→ Instructions for the task: Type out the records that follow, exactly as given.

------ Records supplied

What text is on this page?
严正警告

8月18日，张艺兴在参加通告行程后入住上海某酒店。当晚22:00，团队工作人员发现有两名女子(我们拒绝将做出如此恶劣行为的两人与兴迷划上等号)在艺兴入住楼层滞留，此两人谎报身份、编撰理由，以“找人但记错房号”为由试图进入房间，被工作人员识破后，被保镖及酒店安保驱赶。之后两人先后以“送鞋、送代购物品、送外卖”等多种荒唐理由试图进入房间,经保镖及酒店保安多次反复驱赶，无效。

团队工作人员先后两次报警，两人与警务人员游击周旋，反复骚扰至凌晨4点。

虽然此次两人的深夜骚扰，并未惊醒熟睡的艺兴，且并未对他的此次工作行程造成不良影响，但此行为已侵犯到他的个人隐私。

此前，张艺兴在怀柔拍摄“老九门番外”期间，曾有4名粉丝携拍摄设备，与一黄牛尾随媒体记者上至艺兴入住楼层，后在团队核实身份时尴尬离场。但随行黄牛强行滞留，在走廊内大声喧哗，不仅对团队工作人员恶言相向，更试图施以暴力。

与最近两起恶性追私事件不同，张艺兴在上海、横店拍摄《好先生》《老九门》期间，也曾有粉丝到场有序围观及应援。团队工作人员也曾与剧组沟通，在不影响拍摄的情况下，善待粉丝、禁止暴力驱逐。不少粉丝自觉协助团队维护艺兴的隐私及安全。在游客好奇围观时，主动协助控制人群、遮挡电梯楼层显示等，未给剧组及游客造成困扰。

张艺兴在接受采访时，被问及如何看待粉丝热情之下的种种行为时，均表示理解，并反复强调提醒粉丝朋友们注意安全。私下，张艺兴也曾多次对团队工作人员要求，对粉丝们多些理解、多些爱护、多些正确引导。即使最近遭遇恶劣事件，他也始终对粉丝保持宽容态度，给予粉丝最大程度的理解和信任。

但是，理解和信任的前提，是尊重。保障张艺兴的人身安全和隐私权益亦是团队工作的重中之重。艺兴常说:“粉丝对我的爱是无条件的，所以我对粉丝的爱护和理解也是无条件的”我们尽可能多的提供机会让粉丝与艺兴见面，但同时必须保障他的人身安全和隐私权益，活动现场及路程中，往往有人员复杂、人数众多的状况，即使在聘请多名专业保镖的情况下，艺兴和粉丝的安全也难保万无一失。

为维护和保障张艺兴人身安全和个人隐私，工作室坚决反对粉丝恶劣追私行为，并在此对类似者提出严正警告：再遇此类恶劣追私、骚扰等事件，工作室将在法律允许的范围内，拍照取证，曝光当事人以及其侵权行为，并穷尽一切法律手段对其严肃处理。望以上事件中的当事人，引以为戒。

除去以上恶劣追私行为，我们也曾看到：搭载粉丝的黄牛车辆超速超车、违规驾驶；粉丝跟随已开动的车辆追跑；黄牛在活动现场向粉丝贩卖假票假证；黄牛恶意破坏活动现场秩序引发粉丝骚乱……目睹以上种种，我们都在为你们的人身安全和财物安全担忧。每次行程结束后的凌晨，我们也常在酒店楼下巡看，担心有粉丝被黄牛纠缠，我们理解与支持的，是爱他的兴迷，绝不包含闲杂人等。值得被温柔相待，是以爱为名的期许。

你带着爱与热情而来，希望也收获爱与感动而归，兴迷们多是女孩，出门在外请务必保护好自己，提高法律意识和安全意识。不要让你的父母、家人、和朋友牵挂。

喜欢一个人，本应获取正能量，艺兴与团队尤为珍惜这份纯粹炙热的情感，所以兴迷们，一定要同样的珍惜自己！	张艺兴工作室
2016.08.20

------------

→ Final answer:
What text is on this page?
严正警告

8月18日，张艺兴在参加通告行程后入住上海某酒店。当晚22:00，团队工作人员发现有两名女子(我们拒绝将做出如此恶劣行为的两人与兴迷划上等号)在艺兴入住楼层滞留，此两人谎报身份、编撰理由，以“找人但记错房号”为由试图进入房间，被工作人员识破后，被保镖及酒店安保驱赶。之后两人先后以“送鞋、送代购物品、送外卖”等多种荒唐理由试图进入房间,经保镖及酒店保安多次反复驱赶，无效。

团队工作人员先后两次报警，两人与警务人员游击周旋，反复骚扰至凌晨4点。

虽然此次两人的深夜骚扰，并未惊醒熟睡的艺兴，且并未对他的此次工作行程造成不良影响，但此行为已侵犯到他的个人隐私。

此前，张艺兴在怀柔拍摄“老九门番外”期间，曾有4名粉丝携拍摄设备，与一黄牛尾随媒体记者上至艺兴入住楼层，后在团队核实身份时尴尬离场。但随行黄牛强行滞留，在走廊内大声喧哗，不仅对团队工作人员恶言相向，更试图施以暴力。

与最近两起恶性追私事件不同，张艺兴在上海、横店拍摄《好先生》《老九门》期间，也曾有粉丝到场有序围观及应援。团队工作人员也曾与剧组沟通，在不影响拍摄的情况下，善待粉丝、禁止暴力驱逐。不少粉丝自觉协助团队维护艺兴的隐私及安全。在游客好奇围观时，主动协助控制人群、遮挡电梯楼层显示等，未给剧组及游客造成困扰。

张艺兴在接受采访时，被问及如何看待粉丝热情之下的种种行为时，均表示理解，并反复强调提醒粉丝朋友们注意安全。私下，张艺兴也曾多次对团队工作人员要求，对粉丝们多些理解、多些爱护、多些正确引导。即使最近遭遇恶劣事件，他也始终对粉丝保持宽容态度，给予粉丝最大程度的理解和信任。

但是，理解和信任的前提，是尊重。保障张艺兴的人身安全和隐私权益亦是团队工作的重中之重。艺兴常说:“粉丝对我的爱是无条件的，所以我对粉丝的爱护和理解也是无条件的”我们尽可能多的提供机会让粉丝与艺兴见面，但同时必须保障他的人身安全和隐私权益，活动现场及路程中，往往有人员复杂、人数众多的状况，即使在聘请多名专业保镖的情况下，艺兴和粉丝的安全也难保万无一失。

为维护和保障张艺兴人身安全和个人隐私，工作室坚决反对粉丝恶劣追私行为，并在此对类似者提出严正警告：再遇此类恶劣追私、骚扰等事件，工作室将在法律允许的范围内，拍照取证，曝光当事人以及其侵权行为，并穷尽一切法律手段对其严肃处理。望以上事件中的当事人，引以为戒。

除去以上恶劣追私行为，我们也曾看到：搭载粉丝的黄牛车辆超速超车、违规驾驶；粉丝跟随已开动的车辆追跑；黄牛在活动现场向粉丝贩卖假票假证；黄牛恶意破坏活动现场秩序引发粉丝骚乱……目睹以上种种，我们都在为你们的人身安全和财物安全担忧。每次行程结束后的凌晨，我们也常在酒店楼下巡看，担心有粉丝被黄牛纠缠，我们理解与支持的，是爱他的兴迷，绝不包含闲杂人等。值得被温柔相待，是以爱为名的期许。

你带着爱与热情而来，希望也收获爱与感动而归，兴迷们多是女孩，出门在外请务必保护好自己，提高法律意识和安全意识。不要让你的父母、家人、和朋友牵挂。

喜欢一个人，本应获取正能量，艺兴与团队尤为珍惜这份纯粹炙热的情感，所以兴迷们，一定要同样的珍惜自己！	张艺兴工作室
2016.08.20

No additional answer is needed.